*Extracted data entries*
+===+
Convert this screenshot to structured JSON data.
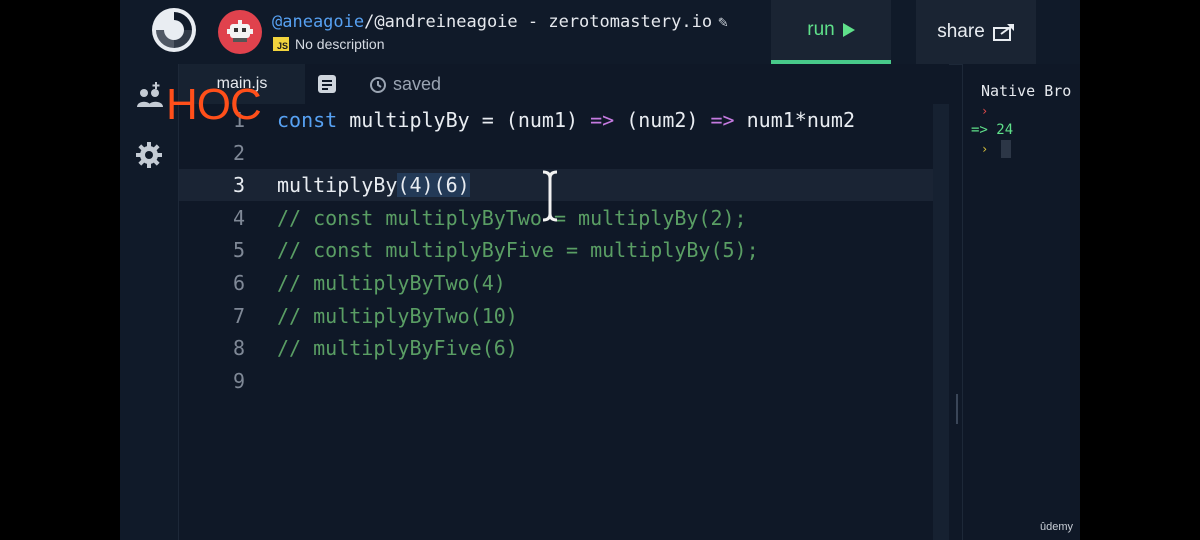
{
  "header": {
    "user": "@aneagoie",
    "repl_path": "/@andreineagoie - zerotomastery.io",
    "lang_badge": "JS",
    "description": "No description",
    "run_label": "run",
    "share_label": "share"
  },
  "tabs": {
    "file": "main.js",
    "status": "saved"
  },
  "editor": {
    "lines": [
      {
        "n": "1",
        "segments": [
          [
            "kw",
            "const "
          ],
          [
            "fn",
            "multiplyBy = (num1) "
          ],
          [
            "op",
            "=>"
          ],
          [
            "fn",
            " (num2) "
          ],
          [
            "op",
            "=>"
          ],
          [
            "fn",
            " num1*num2"
          ]
        ]
      },
      {
        "n": "2",
        "segments": []
      },
      {
        "n": "3",
        "segments": [
          [
            "fn",
            "multiplyBy"
          ],
          [
            "sel",
            "(4)(6)"
          ]
        ]
      },
      {
        "n": "4",
        "segments": [
          [
            "cm",
            "// const multiplyByTwo = multiplyBy(2);"
          ]
        ]
      },
      {
        "n": "5",
        "segments": [
          [
            "cm",
            "// const multiplyByFive = multiplyBy(5);"
          ]
        ]
      },
      {
        "n": "6",
        "segments": [
          [
            "cm",
            "// multiplyByTwo(4)"
          ]
        ]
      },
      {
        "n": "7",
        "segments": [
          [
            "cm",
            "// multiplyByTwo(10)"
          ]
        ]
      },
      {
        "n": "8",
        "segments": [
          [
            "cm",
            "// multiplyByFive(6)"
          ]
        ]
      },
      {
        "n": "9",
        "segments": []
      }
    ],
    "active_line": "3"
  },
  "console": {
    "title": "Native Bro",
    "prompt_symbol": "›",
    "result": "=> 24"
  },
  "overlay": {
    "watermark": "HOC",
    "brand": "ûdemy"
  },
  "colors": {
    "accent_run": "#5fe08a",
    "keyword": "#57a1f2",
    "arrow": "#c57ae0",
    "comment": "#5a9e64",
    "avatar_bg": "#e0424d"
  },
  "icons": [
    "replit-logo-icon",
    "avatar-icon",
    "pencil-icon",
    "play-icon",
    "share-icon",
    "add-user-icon",
    "gear-icon",
    "document-icon",
    "history-icon"
  ]
}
+===+
*EXERCISE DESCRIPTION*
Check each line of the entries above, and show every one holding the word "multiplyByFive".

*OUTPUT FOR THIS EXERCISE*
            "// const multiplyByFive = multiplyBy(5);"
            "// multiplyByFive(6)"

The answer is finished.